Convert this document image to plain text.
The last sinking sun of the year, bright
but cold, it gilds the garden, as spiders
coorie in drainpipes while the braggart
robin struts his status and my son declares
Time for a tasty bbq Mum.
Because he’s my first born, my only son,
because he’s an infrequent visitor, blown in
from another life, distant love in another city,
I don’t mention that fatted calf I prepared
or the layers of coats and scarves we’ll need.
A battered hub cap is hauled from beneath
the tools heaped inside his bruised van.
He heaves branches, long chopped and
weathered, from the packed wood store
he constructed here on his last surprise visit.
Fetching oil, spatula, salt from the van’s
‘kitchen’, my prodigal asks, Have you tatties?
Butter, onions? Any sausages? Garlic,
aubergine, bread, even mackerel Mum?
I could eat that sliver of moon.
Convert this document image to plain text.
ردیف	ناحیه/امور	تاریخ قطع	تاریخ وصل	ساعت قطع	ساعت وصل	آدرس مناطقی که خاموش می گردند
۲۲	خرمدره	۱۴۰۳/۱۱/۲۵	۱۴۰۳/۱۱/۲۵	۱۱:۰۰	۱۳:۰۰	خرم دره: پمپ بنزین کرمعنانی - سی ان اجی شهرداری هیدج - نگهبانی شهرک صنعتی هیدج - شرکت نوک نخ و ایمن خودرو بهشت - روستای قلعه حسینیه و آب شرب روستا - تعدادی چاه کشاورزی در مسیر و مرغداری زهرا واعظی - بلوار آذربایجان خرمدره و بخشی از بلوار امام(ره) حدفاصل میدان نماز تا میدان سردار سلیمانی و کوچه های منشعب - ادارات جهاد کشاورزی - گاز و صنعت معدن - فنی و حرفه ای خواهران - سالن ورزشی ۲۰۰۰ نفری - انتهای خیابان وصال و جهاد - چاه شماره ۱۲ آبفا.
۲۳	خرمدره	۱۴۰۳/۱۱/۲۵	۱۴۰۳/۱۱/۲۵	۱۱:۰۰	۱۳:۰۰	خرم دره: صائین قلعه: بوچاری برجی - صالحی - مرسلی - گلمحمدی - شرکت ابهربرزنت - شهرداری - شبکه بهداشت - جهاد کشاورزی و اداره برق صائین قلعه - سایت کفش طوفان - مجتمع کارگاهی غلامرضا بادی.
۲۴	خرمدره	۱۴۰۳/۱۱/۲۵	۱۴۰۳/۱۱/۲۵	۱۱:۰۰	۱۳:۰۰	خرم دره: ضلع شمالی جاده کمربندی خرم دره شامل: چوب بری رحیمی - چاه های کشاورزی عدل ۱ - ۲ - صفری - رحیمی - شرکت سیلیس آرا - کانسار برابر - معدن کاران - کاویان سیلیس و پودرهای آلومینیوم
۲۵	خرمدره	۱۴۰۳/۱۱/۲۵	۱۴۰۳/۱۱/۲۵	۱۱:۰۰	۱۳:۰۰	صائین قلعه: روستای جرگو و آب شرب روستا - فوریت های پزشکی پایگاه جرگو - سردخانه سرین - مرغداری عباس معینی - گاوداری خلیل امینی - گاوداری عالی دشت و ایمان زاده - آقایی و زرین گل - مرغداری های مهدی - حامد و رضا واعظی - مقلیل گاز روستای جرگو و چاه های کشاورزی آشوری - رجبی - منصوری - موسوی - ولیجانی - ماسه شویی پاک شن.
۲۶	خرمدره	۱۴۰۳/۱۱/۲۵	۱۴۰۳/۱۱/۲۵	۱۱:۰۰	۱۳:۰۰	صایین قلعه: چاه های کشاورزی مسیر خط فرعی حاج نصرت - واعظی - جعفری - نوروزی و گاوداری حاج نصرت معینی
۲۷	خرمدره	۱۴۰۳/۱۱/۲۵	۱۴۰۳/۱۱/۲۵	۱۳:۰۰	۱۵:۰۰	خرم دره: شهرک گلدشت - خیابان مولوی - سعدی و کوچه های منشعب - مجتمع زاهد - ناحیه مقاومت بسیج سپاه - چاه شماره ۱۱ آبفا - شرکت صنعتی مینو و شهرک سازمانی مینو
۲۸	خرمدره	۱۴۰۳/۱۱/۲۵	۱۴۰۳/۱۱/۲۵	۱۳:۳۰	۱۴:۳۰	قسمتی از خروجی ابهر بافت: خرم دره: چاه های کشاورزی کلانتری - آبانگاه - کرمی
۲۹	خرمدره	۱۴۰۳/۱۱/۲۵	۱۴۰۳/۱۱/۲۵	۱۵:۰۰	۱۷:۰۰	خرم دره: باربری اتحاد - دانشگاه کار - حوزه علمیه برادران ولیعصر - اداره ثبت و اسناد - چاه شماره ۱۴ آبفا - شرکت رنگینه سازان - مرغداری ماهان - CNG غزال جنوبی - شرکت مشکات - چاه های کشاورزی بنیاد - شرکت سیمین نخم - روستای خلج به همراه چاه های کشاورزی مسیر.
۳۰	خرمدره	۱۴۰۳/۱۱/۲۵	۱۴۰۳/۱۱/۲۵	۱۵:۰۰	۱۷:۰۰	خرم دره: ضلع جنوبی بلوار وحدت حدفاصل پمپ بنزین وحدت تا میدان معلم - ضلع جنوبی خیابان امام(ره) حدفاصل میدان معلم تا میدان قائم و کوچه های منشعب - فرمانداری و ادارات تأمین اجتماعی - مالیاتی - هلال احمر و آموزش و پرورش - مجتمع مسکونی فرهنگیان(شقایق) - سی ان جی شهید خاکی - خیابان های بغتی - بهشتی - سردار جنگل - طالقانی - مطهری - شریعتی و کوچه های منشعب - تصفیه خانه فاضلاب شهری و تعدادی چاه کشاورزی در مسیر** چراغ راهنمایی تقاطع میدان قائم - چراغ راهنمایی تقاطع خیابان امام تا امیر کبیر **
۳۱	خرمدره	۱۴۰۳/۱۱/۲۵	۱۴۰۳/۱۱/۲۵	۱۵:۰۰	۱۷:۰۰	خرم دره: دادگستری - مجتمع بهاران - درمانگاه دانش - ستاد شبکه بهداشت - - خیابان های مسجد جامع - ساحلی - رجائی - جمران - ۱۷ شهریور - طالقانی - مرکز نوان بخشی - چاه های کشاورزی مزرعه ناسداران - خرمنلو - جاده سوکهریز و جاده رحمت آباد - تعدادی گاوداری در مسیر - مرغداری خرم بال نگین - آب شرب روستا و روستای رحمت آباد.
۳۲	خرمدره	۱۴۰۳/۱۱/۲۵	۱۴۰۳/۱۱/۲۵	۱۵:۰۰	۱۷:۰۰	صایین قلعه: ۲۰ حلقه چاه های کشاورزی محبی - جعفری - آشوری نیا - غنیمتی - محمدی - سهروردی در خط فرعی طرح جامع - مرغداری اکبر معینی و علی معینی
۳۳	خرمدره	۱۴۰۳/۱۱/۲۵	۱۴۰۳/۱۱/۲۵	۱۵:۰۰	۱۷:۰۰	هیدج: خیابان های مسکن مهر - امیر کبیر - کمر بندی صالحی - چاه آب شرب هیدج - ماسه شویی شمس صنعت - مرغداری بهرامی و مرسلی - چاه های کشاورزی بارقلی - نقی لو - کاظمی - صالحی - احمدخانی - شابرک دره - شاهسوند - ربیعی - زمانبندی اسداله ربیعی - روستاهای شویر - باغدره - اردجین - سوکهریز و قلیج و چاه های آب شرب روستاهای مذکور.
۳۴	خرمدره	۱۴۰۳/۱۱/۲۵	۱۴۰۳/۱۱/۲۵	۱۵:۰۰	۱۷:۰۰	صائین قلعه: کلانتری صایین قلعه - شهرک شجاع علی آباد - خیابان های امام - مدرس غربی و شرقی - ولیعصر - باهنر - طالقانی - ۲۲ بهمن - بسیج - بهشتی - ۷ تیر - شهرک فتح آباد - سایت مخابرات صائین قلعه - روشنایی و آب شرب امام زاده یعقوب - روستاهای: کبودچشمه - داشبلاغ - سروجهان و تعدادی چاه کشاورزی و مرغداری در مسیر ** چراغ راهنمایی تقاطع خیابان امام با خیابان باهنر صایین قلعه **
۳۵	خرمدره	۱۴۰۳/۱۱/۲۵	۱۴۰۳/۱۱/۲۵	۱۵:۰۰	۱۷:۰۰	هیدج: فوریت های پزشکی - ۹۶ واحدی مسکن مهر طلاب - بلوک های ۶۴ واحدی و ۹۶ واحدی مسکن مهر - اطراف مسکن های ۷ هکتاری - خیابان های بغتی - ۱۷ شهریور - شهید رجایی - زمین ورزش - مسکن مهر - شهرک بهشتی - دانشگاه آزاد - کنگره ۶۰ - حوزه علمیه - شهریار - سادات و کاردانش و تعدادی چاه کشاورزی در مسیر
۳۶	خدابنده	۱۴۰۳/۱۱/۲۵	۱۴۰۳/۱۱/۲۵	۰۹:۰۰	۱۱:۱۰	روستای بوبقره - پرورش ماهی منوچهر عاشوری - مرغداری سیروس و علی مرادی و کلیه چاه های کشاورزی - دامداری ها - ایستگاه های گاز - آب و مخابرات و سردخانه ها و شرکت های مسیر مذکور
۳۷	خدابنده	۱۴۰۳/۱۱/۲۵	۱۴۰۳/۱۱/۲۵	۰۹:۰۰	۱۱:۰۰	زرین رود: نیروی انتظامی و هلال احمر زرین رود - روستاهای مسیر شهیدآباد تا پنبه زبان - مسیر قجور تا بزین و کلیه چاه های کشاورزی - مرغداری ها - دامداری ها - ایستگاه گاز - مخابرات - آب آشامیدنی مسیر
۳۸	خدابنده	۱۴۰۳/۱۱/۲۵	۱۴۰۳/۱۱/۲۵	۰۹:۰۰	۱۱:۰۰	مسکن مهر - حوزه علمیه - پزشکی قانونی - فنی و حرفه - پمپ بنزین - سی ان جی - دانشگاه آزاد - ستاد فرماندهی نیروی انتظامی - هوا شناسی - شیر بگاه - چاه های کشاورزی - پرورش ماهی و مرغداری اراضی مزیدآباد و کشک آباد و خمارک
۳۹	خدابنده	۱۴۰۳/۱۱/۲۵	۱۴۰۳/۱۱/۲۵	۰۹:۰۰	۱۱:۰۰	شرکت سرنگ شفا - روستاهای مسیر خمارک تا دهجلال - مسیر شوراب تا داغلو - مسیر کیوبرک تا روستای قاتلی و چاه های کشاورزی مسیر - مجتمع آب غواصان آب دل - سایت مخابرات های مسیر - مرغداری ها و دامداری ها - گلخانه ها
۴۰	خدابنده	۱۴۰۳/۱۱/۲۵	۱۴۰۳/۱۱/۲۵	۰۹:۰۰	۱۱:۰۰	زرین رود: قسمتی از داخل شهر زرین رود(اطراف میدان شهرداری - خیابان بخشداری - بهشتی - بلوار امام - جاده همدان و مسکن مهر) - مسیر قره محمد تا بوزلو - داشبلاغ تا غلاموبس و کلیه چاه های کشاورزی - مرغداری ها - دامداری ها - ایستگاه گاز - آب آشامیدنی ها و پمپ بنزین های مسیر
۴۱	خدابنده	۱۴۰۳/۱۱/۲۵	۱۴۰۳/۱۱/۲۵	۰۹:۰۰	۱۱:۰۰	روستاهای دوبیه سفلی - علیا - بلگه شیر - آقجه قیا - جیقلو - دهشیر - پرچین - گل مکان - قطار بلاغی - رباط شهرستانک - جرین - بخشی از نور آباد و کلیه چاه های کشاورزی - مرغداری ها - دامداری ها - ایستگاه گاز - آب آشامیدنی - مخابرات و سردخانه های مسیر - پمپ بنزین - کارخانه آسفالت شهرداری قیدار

+++

» OBJECTIVE: Report each line in the preceding entries that holds the string "سایت".

» OUTPUT OF THE TASK:
۲۳	خرمدره	۱۴۰۳/۱۱/۲۵	۱۴۰۳/۱۱/۲۵	۱۱:۰۰	۱۳:۰۰	خرم دره: صائین قلعه: بوچاری برجی - صالحی - مرسلی - گلمحمدی - شرکت ابهربرزنت - شهرداری - شبکه بهداشت - جهاد کشاورزی و اداره برق صائین قلعه - سایت کفش طوفان - مجتمع کارگاهی غلامرضا بادی.
۳۴	خرمدره	۱۴۰۳/۱۱/۲۵	۱۴۰۳/۱۱/۲۵	۱۵:۰۰	۱۷:۰۰	صائین قلعه: کلانتری صایین قلعه - شهرک شجاع علی آباد - خیابان های امام - مدرس غربی و شرقی - ولیعصر - باهنر - طالقانی - ۲۲ بهمن - بسیج - بهشتی - ۷ تیر - شهرک فتح آباد - سایت مخابرات صائین قلعه - روشنایی و آب شرب امام زاده یعقوب - روستاهای: کبودچشمه - داشبلاغ - سروجهان و تعدادی چاه کشاورزی و مرغداری در مسیر ** چراغ راهنمایی تقاطع خیابان امام با خیابان باهنر صایین قلعه **
۳۹	خدابنده	۱۴۰۳/۱۱/۲۵	۱۴۰۳/۱۱/۲۵	۰۹:۰۰	۱۱:۰۰	شرکت سرنگ شفا - روستاهای مسیر خمارک تا دهجلال - مسیر شوراب تا داغلو - مسیر کیوبرک تا روستای قاتلی و چاه های کشاورزی مسیر - مجتمع آب غواصان آب دل - سایت مخابرات های مسیر - مرغداری ها و دامداری ها - گلخانه ها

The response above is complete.